■ **What needs to be done**: Spot each line that carries the word "Aufwand"; copy those lines.

■ **Entries provided**:
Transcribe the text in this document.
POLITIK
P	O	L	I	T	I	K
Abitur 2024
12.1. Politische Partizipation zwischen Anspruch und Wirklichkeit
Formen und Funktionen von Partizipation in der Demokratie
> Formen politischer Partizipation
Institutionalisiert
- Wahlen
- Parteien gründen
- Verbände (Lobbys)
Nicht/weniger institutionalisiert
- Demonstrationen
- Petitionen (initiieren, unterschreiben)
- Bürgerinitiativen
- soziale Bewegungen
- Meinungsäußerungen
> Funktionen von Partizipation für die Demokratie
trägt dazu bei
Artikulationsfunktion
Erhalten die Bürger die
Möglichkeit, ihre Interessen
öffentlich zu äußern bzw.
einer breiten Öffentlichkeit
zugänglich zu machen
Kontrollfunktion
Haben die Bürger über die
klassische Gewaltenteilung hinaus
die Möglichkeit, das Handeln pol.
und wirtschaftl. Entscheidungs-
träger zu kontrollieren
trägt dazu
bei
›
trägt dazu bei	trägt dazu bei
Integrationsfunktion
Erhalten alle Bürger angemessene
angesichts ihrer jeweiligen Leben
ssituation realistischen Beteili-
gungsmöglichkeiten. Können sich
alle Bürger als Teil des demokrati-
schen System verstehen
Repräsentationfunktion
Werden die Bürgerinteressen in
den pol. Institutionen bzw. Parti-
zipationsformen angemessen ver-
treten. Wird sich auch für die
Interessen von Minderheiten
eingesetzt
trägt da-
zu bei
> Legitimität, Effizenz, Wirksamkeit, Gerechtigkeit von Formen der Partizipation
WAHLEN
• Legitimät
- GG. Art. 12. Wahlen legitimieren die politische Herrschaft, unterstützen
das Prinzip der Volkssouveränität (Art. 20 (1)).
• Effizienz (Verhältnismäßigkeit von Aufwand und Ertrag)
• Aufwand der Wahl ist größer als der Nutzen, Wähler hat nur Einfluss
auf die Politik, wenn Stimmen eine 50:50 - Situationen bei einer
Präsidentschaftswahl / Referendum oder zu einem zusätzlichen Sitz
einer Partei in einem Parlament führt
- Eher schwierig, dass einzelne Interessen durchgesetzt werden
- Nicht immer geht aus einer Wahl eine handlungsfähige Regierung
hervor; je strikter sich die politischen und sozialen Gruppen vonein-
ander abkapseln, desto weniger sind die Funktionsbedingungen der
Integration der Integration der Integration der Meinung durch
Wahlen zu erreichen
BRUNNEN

■ **Finished exercise**:
• Effizienz (Verhältnismäßigkeit von Aufwand und Ertrag)
• Aufwand der Wahl ist größer als der Nutzen, Wähler hat nur Einfluss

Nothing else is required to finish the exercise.